Dataset records
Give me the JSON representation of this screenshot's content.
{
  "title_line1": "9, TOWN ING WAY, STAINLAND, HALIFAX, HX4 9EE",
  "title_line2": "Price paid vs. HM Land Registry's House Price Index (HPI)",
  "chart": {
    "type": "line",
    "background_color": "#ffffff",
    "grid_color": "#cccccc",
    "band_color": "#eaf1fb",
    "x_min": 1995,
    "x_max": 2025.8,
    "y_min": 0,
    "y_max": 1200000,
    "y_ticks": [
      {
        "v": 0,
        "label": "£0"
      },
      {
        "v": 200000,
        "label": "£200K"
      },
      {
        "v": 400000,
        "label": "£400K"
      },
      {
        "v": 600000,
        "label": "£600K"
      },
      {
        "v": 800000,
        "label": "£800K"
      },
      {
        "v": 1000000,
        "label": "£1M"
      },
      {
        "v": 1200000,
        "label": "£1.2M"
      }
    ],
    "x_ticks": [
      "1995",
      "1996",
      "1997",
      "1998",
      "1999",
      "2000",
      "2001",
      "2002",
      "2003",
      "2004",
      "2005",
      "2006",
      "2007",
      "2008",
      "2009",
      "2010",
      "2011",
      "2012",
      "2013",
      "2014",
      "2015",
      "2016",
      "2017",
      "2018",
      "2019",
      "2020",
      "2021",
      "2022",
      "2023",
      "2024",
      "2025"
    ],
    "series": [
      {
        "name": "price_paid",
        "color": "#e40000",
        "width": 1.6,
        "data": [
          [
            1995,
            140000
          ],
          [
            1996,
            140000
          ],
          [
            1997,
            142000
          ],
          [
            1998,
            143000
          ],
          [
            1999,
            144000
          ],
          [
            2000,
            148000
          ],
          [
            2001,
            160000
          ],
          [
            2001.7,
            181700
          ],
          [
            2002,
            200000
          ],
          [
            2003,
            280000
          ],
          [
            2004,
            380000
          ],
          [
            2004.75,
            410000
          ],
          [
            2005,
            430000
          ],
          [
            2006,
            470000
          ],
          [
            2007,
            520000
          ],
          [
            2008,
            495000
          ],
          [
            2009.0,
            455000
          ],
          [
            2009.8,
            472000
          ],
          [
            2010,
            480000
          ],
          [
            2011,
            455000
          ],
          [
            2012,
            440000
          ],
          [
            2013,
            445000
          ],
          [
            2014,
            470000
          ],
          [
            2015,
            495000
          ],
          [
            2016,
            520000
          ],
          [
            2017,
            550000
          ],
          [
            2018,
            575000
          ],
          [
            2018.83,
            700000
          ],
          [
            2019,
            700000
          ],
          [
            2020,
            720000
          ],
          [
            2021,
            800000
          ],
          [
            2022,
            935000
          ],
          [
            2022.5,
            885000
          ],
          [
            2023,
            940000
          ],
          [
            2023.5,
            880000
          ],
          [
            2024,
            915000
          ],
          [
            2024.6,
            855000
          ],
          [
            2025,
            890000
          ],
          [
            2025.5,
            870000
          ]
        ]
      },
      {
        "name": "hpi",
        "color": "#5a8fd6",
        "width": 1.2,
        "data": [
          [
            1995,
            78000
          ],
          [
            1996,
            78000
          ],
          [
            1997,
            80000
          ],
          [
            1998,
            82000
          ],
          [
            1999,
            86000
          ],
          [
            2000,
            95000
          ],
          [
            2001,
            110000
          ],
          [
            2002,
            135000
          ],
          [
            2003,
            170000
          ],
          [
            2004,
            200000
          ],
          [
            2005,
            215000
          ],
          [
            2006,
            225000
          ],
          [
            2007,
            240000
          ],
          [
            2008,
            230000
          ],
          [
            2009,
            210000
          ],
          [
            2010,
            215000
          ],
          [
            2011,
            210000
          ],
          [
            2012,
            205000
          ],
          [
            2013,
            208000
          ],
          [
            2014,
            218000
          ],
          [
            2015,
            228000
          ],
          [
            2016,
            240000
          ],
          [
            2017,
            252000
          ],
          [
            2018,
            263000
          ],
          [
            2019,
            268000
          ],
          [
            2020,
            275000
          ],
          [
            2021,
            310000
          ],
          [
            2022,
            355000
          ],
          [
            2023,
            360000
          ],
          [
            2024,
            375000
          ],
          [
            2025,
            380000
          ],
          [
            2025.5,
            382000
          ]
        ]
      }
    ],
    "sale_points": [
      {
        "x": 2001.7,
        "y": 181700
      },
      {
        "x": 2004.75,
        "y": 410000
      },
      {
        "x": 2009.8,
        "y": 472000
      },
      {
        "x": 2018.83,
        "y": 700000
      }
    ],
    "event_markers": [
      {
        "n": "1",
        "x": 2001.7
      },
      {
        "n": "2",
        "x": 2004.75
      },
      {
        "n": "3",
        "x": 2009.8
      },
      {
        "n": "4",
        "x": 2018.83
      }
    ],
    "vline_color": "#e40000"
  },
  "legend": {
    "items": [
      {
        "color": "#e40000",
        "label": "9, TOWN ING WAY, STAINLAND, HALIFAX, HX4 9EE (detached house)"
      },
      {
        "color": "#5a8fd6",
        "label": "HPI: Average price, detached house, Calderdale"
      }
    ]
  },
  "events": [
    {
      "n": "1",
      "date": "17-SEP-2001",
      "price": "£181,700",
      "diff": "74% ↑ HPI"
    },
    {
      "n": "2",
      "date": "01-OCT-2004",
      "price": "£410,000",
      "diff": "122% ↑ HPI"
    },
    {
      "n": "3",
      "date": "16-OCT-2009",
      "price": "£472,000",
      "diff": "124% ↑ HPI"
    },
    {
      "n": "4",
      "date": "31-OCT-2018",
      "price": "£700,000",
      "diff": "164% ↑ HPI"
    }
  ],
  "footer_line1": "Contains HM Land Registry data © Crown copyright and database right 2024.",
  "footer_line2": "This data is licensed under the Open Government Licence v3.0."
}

Aim
Copy all of the data exactly.

Written answer
Give me the JSON representation of this screenshot's content.
{
  "title_line1": "9, TOWN ING WAY, STAINLAND, HALIFAX, HX4 9EE",
  "title_line2": "Price paid vs. HM Land Registry's House Price Index (HPI)",
  "chart": {
    "type": "line",
    "background_color": "#ffffff",
    "grid_color": "#cccccc",
    "band_color": "#eaf1fb",
    "x_min": 1995,
    "x_max": 2025.8,
    "y_min": 0,
    "y_max": 1200000,
    "y_ticks": [
      {
        "v": 0,
        "label": "£0"
      },
      {
        "v": 200000,
        "label": "£200K"
      },
      {
        "v": 400000,
        "label": "£400K"
      },
      {
        "v": 600000,
        "label": "£600K"
      },
      {
        "v": 800000,
        "label": "£800K"
      },
      {
        "v": 1000000,
        "label": "£1M"
      },
      {
        "v": 1200000,
        "label": "£1.2M"
      }
    ],
    "x_ticks": [
      "1995",
      "1996",
      "1997",
      "1998",
      "1999",
      "2000",
      "2001",
      "2002",
      "2003",
      "2004",
      "2005",
      "2006",
      "2007",
      "2008",
      "2009",
      "2010",
      "2011",
      "2012",
      "2013",
      "2014",
      "2015",
      "2016",
      "2017",
      "2018",
      "2019",
      "2020",
      "2021",
      "2022",
      "2023",
      "2024",
      "2025"
    ],
    "series": [
      {
        "name": "price_paid",
        "color": "#e40000",
        "width": 1.6,
        "data": [
          [
            1995,
            140000
          ],
          [
            1996,
            140000
          ],
          [
            1997,
            142000
          ],
          [
            1998,
            143000
          ],
          [
            1999,
            144000
          ],
          [
            2000,
            148000
          ],
          [
            2001,
            160000
          ],
          [
            2001.7,
            181700
          ],
          [
            2002,
            200000
          ],
          [
            2003,
            280000
          ],
          [
            2004,
            380000
          ],
          [
            2004.75,
            410000
          ],
          [
            2005,
            430000
          ],
          [
            2006,
            470000
          ],
          [
            2007,
            520000
          ],
          [
            2008,
            495000
          ],
          [
            2009.0,
            455000
          ],
          [
            2009.8,
            472000
          ],
          [
            2010,
            480000
          ],
          [
            2011,
            455000
          ],
          [
            2012,
            440000
          ],
          [
            2013,
            445000
          ],
          [
            2014,
            470000
          ],
          [
            2015,
            495000
          ],
          [
            2016,
            520000
          ],
          [
            2017,
            550000
          ],
          [
            2018,
            575000
          ],
          [
            2018.83,
            700000
          ],
          [
            2019,
            700000
          ],
          [
            2020,
            720000
          ],
          [
            2021,
            800000
          ],
          [
            2022,
            935000
          ],
          [
            2022.5,
            885000
          ],
          [
            2023,
            940000
          ],
          [
            2023.5,
            880000
          ],
          [
            2024,
            915000
          ],
          [
            2024.6,
            855000
          ],
          [
            2025,
            890000
          ],
          [
            2025.5,
            870000
          ]
        ]
      },
      {
        "name": "hpi",
        "color": "#5a8fd6",
        "width": 1.2,
        "data": [
          [
            1995,
            78000
          ],
          [
            1996,
            78000
          ],
          [
            1997,
            80000
          ],
          [
            1998,
            82000
          ],
          [
            1999,
            86000
          ],
          [
            2000,
            95000
          ],
          [
            2001,
            110000
          ],
          [
            2002,
            135000
          ],
          [
            2003,
            170000
          ],
          [
            2004,
            200000
          ],
          [
            2005,
            215000
          ],
          [
            2006,
            225000
          ],
          [
            2007,
            240000
          ],
          [
            2008,
            230000
          ],
          [
            2009,
            210000
          ],
          [
            2010,
            215000
          ],
          [
            2011,
            210000
          ],
          [
            2012,
            205000
          ],
          [
            2013,
            208000
          ],
          [
            2014,
            218000
          ],
          [
            2015,
            228000
          ],
          [
            2016,
            240000
          ],
          [
            2017,
            252000
          ],
          [
            2018,
            263000
          ],
          [
            2019,
            268000
          ],
          [
            2020,
            275000
          ],
          [
            2021,
            310000
          ],
          [
            2022,
            355000
          ],
          [
            2023,
            360000
          ],
          [
            2024,
            375000
          ],
          [
            2025,
            380000
          ],
          [
            2025.5,
            382000
          ]
        ]
      }
    ],
    "sale_points": [
      {
        "x": 2001.7,
        "y": 181700
      },
      {
        "x": 2004.75,
        "y": 410000
      },
      {
        "x": 2009.8,
        "y": 472000
      },
      {
        "x": 2018.83,
        "y": 700000
      }
    ],
    "event_markers": [
      {
        "n": "1",
        "x": 2001.7
      },
      {
        "n": "2",
        "x": 2004.75
      },
      {
        "n": "3",
        "x": 2009.8
      },
      {
        "n": "4",
        "x": 2018.83
      }
    ],
    "vline_color": "#e40000"
  },
  "legend": {
    "items": [
      {
        "color": "#e40000",
        "label": "9, TOWN ING WAY, STAINLAND, HALIFAX, HX4 9EE (detached house)"
      },
      {
        "color": "#5a8fd6",
        "label": "HPI: Average price, detached house, Calderdale"
      }
    ]
  },
  "events": [
    {
      "n": "1",
      "date": "17-SEP-2001",
      "price": "£181,700",
      "diff": "74% ↑ HPI"
    },
    {
      "n": "2",
      "date": "01-OCT-2004",
      "price": "£410,000",
      "diff": "122% ↑ HPI"
    },
    {
      "n": "3",
      "date": "16-OCT-2009",
      "price": "£472,000",
      "diff": "124% ↑ HPI"
    },
    {
      "n": "4",
      "date": "31-OCT-2018",
      "price": "£700,000",
      "diff": "164% ↑ HPI"
    }
  ],
  "footer_line1": "Contains HM Land Registry data © Crown copyright and database right 2024.",
  "footer_line2": "This data is licensed under the Open Government Licence v3.0."
}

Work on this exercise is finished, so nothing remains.